**WHAT TO WORK ON**
Identify the lines that contain the word "need", then copy them.

**DATASET RECORDS**
-*-*-
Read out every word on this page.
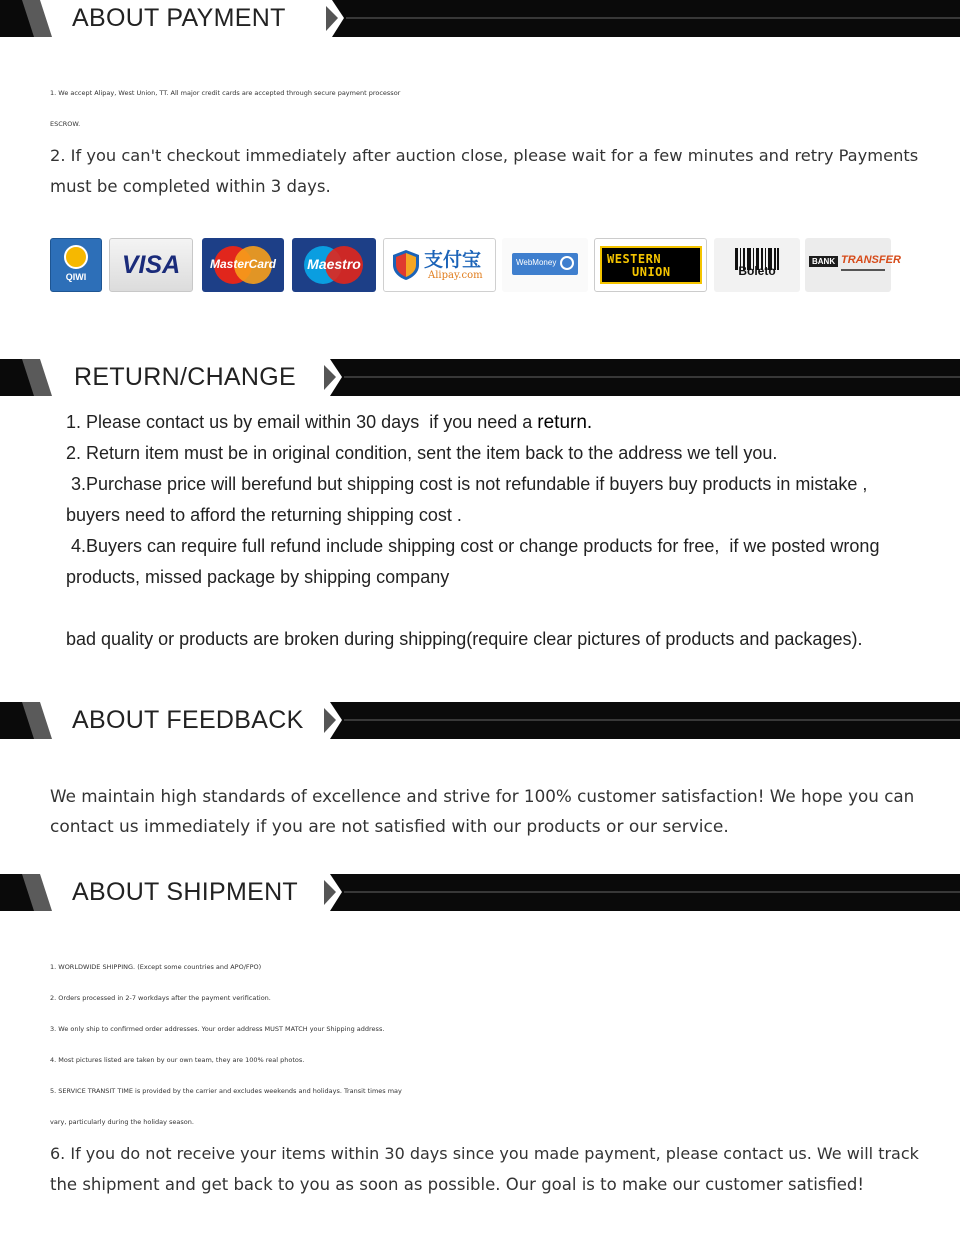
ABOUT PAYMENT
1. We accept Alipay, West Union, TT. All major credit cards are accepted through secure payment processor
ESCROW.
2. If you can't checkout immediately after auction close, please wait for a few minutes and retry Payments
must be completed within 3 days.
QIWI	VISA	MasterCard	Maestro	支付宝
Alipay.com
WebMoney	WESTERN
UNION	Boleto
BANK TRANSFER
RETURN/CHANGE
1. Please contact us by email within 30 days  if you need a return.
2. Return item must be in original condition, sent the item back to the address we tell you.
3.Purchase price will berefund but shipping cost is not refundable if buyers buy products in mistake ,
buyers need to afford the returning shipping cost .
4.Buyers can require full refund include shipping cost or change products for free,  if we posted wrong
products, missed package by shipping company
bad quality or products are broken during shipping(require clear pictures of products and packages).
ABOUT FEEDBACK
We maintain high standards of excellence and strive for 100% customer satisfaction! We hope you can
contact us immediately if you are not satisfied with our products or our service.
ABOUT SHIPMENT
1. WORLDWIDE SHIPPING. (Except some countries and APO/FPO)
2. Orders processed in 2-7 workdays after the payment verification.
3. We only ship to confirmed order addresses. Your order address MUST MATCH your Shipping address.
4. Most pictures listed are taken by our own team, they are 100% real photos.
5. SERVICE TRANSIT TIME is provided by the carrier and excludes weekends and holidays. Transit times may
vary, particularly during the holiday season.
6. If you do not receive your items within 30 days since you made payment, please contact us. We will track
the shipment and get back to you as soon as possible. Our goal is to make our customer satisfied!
-*-*-
**COMPLETE OUTPUT**
1. Please contact us by email within 30 days  if you need a return.
buyers need to afford the returning shipping cost .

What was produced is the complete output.